Problem requirements » Records follow. Copy every line with "Bình".

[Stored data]
************
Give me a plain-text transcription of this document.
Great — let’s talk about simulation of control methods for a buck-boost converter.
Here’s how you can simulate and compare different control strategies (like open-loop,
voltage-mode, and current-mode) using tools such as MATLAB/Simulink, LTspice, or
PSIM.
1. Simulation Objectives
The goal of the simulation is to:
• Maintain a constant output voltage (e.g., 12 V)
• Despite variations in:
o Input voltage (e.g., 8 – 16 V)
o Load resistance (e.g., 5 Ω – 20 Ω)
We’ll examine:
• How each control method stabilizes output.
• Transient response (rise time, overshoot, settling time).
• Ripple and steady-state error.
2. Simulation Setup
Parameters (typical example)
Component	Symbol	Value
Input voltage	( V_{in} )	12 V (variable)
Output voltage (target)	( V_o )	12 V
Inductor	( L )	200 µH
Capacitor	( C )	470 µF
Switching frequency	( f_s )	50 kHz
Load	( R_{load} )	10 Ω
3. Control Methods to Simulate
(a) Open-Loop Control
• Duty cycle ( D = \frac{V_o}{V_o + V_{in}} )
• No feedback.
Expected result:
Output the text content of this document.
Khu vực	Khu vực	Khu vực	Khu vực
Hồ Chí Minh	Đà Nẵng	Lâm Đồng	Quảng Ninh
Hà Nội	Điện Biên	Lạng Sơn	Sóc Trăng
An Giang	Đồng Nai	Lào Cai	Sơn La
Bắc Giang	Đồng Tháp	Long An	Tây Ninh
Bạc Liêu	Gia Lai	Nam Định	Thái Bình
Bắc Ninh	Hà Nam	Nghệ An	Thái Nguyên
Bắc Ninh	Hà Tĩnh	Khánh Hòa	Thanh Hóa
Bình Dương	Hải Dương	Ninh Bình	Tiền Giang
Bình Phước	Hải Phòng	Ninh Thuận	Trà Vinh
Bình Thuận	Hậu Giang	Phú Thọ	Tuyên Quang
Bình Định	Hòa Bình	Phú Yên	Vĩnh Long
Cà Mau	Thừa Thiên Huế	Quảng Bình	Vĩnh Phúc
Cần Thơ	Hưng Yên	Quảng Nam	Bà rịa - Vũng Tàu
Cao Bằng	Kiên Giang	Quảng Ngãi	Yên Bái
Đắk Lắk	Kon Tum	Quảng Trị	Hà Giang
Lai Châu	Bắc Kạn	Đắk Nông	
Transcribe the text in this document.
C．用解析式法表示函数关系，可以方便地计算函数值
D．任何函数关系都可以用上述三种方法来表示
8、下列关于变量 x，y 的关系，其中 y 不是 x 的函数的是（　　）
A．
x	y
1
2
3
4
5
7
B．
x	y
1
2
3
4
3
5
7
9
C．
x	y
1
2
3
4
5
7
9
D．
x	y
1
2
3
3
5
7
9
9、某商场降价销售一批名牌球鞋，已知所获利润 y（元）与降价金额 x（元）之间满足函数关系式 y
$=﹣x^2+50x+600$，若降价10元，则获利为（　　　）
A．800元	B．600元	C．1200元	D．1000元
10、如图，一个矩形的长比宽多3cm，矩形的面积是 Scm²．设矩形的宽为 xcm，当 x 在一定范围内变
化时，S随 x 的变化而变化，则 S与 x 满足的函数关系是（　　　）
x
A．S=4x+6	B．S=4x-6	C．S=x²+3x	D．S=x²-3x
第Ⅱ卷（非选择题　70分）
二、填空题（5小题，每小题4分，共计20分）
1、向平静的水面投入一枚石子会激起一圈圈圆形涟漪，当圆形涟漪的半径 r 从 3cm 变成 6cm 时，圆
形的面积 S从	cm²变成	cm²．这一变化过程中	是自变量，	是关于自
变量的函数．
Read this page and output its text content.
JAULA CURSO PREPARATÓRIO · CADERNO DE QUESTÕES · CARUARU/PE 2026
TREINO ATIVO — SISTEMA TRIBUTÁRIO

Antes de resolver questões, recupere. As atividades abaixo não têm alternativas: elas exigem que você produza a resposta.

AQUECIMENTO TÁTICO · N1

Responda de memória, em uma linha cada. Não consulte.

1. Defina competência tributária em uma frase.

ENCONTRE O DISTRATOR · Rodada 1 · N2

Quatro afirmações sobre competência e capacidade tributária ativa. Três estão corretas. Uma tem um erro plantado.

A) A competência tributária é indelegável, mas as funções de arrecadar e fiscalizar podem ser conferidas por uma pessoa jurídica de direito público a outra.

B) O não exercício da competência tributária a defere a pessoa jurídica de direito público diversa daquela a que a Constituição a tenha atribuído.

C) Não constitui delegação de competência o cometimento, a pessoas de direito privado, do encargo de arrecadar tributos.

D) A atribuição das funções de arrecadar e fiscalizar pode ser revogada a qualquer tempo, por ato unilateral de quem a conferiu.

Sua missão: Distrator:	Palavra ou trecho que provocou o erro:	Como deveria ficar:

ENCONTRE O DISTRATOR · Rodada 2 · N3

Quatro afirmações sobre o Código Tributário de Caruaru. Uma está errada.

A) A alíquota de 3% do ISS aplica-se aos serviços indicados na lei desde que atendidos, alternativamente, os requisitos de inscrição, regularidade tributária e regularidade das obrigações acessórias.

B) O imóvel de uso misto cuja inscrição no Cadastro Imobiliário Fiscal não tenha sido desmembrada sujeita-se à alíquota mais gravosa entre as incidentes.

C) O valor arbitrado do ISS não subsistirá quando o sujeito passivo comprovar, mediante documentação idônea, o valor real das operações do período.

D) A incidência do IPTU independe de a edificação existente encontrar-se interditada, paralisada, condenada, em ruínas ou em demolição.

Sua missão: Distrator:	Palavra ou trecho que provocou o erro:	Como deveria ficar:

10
************
Output of the task »
Bạc Liêu	Gia Lai	Nam Định	Thái Bình
Bình Dương	Hải Dương	Ninh Bình	Tiền Giang
Bình Phước	Hải Phòng	Ninh Thuận	Trà Vinh
Bình Thuận	Hậu Giang	Phú Thọ	Tuyên Quang
Bình Định	Hòa Bình	Phú Yên	Vĩnh Long
Cà Mau	Thừa Thiên Huế	Quảng Bình	Vĩnh Phúc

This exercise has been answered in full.